Extract the complete listing and repeat it word for word.

------------

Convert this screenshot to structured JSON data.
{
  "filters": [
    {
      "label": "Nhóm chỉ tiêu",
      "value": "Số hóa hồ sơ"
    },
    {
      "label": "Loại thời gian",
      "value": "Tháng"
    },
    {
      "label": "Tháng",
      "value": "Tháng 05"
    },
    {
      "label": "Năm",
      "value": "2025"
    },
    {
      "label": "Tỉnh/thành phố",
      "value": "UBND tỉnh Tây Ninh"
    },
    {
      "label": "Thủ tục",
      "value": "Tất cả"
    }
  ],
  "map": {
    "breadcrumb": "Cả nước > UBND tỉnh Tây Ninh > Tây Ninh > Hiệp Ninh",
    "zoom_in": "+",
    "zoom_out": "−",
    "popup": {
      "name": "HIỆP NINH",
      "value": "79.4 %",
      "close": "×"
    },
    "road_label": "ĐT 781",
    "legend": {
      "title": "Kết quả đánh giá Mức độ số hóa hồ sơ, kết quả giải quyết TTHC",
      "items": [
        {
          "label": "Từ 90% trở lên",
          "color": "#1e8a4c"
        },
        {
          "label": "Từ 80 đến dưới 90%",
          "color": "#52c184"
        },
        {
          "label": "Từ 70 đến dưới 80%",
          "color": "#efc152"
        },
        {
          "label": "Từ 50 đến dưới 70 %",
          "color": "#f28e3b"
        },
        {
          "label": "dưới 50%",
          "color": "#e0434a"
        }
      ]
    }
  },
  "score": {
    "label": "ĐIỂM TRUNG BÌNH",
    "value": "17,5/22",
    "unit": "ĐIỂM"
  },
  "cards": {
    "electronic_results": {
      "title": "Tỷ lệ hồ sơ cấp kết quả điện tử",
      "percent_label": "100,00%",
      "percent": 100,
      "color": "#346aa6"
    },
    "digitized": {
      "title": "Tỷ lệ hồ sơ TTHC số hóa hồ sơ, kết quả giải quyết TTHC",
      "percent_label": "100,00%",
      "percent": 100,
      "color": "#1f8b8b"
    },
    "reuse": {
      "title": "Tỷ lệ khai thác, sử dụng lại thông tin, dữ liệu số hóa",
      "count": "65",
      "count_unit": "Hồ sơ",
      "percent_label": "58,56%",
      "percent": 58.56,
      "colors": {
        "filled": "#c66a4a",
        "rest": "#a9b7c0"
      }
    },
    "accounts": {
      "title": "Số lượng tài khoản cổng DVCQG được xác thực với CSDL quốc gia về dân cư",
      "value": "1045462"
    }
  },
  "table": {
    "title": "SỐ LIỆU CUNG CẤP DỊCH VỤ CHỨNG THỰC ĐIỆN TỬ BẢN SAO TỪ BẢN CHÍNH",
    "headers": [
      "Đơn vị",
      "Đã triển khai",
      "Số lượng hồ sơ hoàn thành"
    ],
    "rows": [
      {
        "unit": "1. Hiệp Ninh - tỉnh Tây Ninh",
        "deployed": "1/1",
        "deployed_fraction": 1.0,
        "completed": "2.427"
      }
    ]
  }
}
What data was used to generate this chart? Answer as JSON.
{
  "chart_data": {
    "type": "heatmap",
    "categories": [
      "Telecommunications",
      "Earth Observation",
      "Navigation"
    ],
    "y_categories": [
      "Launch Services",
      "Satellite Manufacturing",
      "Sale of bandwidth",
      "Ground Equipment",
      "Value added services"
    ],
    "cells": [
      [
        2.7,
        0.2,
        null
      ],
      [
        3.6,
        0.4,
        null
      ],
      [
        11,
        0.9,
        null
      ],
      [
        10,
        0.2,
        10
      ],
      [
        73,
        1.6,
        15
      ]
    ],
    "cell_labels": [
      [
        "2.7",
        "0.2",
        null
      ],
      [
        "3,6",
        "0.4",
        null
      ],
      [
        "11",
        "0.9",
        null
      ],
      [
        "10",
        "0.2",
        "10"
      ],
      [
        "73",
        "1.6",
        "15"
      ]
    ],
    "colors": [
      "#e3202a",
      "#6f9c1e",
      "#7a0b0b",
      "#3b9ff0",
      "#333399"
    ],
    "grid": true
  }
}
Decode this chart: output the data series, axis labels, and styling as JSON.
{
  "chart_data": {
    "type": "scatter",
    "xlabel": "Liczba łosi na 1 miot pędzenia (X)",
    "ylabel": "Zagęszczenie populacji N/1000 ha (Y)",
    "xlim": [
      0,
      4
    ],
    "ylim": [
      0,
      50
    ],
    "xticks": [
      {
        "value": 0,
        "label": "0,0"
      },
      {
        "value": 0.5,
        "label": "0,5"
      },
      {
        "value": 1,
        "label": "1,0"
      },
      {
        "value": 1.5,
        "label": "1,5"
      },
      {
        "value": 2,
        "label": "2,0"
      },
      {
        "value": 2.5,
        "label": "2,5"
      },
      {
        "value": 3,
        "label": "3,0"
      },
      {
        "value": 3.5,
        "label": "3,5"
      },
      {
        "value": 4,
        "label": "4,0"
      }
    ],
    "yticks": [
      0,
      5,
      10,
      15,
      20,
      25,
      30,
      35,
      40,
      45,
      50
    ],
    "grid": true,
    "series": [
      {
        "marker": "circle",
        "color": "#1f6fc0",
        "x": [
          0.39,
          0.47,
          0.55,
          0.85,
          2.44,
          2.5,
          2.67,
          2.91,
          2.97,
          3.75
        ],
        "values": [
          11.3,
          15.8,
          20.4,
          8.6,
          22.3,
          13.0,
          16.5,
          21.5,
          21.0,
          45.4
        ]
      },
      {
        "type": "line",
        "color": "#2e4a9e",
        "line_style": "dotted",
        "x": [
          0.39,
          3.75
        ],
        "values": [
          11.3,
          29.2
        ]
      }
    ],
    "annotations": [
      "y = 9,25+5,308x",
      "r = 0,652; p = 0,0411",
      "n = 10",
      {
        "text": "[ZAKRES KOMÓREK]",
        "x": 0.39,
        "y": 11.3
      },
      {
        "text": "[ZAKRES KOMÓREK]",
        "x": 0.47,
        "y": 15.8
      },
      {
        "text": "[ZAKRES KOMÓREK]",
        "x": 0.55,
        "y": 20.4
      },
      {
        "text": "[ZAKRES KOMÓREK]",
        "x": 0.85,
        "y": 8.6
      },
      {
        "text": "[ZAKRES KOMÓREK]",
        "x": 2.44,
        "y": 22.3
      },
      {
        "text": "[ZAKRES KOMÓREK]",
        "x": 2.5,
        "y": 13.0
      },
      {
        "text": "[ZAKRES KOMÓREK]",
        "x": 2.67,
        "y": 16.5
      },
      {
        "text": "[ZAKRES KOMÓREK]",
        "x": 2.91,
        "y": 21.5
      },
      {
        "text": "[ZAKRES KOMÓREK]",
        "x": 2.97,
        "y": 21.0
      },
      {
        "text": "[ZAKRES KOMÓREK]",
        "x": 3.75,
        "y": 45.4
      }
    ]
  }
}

------------

■ **Task answer**:
Convert this screenshot to structured JSON data.
{
  "filters": [
    {
      "label": "Nhóm chỉ tiêu",
      "value": "Số hóa hồ sơ"
    },
    {
      "label": "Loại thời gian",
      "value": "Tháng"
    },
    {
      "label": "Tháng",
      "value": "Tháng 05"
    },
    {
      "label": "Năm",
      "value": "2025"
    },
    {
      "label": "Tỉnh/thành phố",
      "value": "UBND tỉnh Tây Ninh"
    },
    {
      "label": "Thủ tục",
      "value": "Tất cả"
    }
  ],
  "map": {
    "breadcrumb": "Cả nước > UBND tỉnh Tây Ninh > Tây Ninh > Hiệp Ninh",
    "zoom_in": "+",
    "zoom_out": "−",
    "popup": {
      "name": "HIỆP NINH",
      "value": "79.4 %",
      "close": "×"
    },
    "road_label": "ĐT 781",
    "legend": {
      "title": "Kết quả đánh giá Mức độ số hóa hồ sơ, kết quả giải quyết TTHC",
      "items": [
        {
          "label": "Từ 90% trở lên",
          "color": "#1e8a4c"
        },
        {
          "label": "Từ 80 đến dưới 90%",
          "color": "#52c184"
        },
        {
          "label": "Từ 70 đến dưới 80%",
          "color": "#efc152"
        },
        {
          "label": "Từ 50 đến dưới 70 %",
          "color": "#f28e3b"
        },
        {
          "label": "dưới 50%",
          "color": "#e0434a"
        }
      ]
    }
  },
  "score": {
    "label": "ĐIỂM TRUNG BÌNH",
    "value": "17,5/22",
    "unit": "ĐIỂM"
  },
  "cards": {
    "electronic_results": {
      "title": "Tỷ lệ hồ sơ cấp kết quả điện tử",
      "percent_label": "100,00%",
      "percent": 100,
      "color": "#346aa6"
    },
    "digitized": {
      "title": "Tỷ lệ hồ sơ TTHC số hóa hồ sơ, kết quả giải quyết TTHC",
      "percent_label": "100,00%",
      "percent": 100,
      "color": "#1f8b8b"
    },
    "reuse": {
      "title": "Tỷ lệ khai thác, sử dụng lại thông tin, dữ liệu số hóa",
      "count": "65",
      "count_unit": "Hồ sơ",
      "percent_label": "58,56%",
      "percent": 58.56,
      "colors": {
        "filled": "#c66a4a",
        "rest": "#a9b7c0"
      }
    },
    "accounts": {
      "title": "Số lượng tài khoản cổng DVCQG được xác thực với CSDL quốc gia về dân cư",
      "value": "1045462"
    }
  },
  "table": {
    "title": "SỐ LIỆU CUNG CẤP DỊCH VỤ CHỨNG THỰC ĐIỆN TỬ BẢN SAO TỪ BẢN CHÍNH",
    "headers": [
      "Đơn vị",
      "Đã triển khai",
      "Số lượng hồ sơ hoàn thành"
    ],
    "rows": [
      {
        "unit": "1. Hiệp Ninh - tỉnh Tây Ninh",
        "deployed": "1/1",
        "deployed_fraction": 1.0,
        "completed": "2.427"
      }
    ]
  }
}
What data was used to generate this chart? Answer as JSON.
{
  "chart_data": {
    "type": "heatmap",
    "categories": [
      "Telecommunications",
      "Earth Observation",
      "Navigation"
    ],
    "y_categories": [
      "Launch Services",
      "Satellite Manufacturing",
      "Sale of bandwidth",
      "Ground Equipment",
      "Value added services"
    ],
    "cells": [
      [
        2.7,
        0.2,
        null
      ],
      [
        3.6,
        0.4,
        null
      ],
      [
        11,
        0.9,
        null
      ],
      [
        10,
        0.2,
        10
      ],
      [
        73,
        1.6,
        15
      ]
    ],
    "cell_labels": [
      [
        "2.7",
        "0.2",
        null
      ],
      [
        "3,6",
        "0.4",
        null
      ],
      [
        "11",
        "0.9",
        null
      ],
      [
        "10",
        "0.2",
        "10"
      ],
      [
        "73",
        "1.6",
        "15"
      ]
    ],
    "colors": [
      "#e3202a",
      "#6f9c1e",
      "#7a0b0b",
      "#3b9ff0",
      "#333399"
    ],
    "grid": true
  }
}
Decode this chart: output the data series, axis labels, and styling as JSON.
{
  "chart_data": {
    "type": "scatter",
    "xlabel": "Liczba łosi na 1 miot pędzenia (X)",
    "ylabel": "Zagęszczenie populacji N/1000 ha (Y)",
    "xlim": [
      0,
      4
    ],
    "ylim": [
      0,
      50
    ],
    "xticks": [
      {
        "value": 0,
        "label": "0,0"
      },
      {
        "value": 0.5,
        "label": "0,5"
      },
      {
        "value": 1,
        "label": "1,0"
      },
      {
        "value": 1.5,
        "label": "1,5"
      },
      {
        "value": 2,
        "label": "2,0"
      },
      {
        "value": 2.5,
        "label": "2,5"
      },
      {
        "value": 3,
        "label": "3,0"
      },
      {
        "value": 3.5,
        "label": "3,5"
      },
      {
        "value": 4,
        "label": "4,0"
      }
    ],
    "yticks": [
      0,
      5,
      10,
      15,
      20,
      25,
      30,
      35,
      40,
      45,
      50
    ],
    "grid": true,
    "series": [
      {
        "marker": "circle",
        "color": "#1f6fc0",
        "x": [
          0.39,
          0.47,
          0.55,
          0.85,
          2.44,
          2.5,
          2.67,
          2.91,
          2.97,
          3.75
        ],
        "values": [
          11.3,
          15.8,
          20.4,
          8.6,
          22.3,
          13.0,
          16.5,
          21.5,
          21.0,
          45.4
        ]
      },
      {
        "type": "line",
        "color": "#2e4a9e",
        "line_style": "dotted",
        "x": [
          0.39,
          3.75
        ],
        "values": [
          11.3,
          29.2
        ]
      }
    ],
    "annotations": [
      "y = 9,25+5,308x",
      "r = 0,652; p = 0,0411",
      "n = 10",
      {
        "text": "[ZAKRES KOMÓREK]",
        "x": 0.39,
        "y": 11.3
      },
      {
        "text": "[ZAKRES KOMÓREK]",
        "x": 0.47,
        "y": 15.8
      },
      {
        "text": "[ZAKRES KOMÓREK]",
        "x": 0.55,
        "y": 20.4
      },
      {
        "text": "[ZAKRES KOMÓREK]",
        "x": 0.85,
        "y": 8.6
      },
      {
        "text": "[ZAKRES KOMÓREK]",
        "x": 2.44,
        "y": 22.3
      },
      {
        "text": "[ZAKRES KOMÓREK]",
        "x": 2.5,
        "y": 13.0
      },
      {
        "text": "[ZAKRES KOMÓREK]",
        "x": 2.67,
        "y": 16.5
      },
      {
        "text": "[ZAKRES KOMÓREK]",
        "x": 2.91,
        "y": 21.5
      },
      {
        "text": "[ZAKRES KOMÓREK]",
        "x": 2.97,
        "y": 21.0
      },
      {
        "text": "[ZAKRES KOMÓREK]",
        "x": 3.75,
        "y": 45.4
      }
    ]
  }
}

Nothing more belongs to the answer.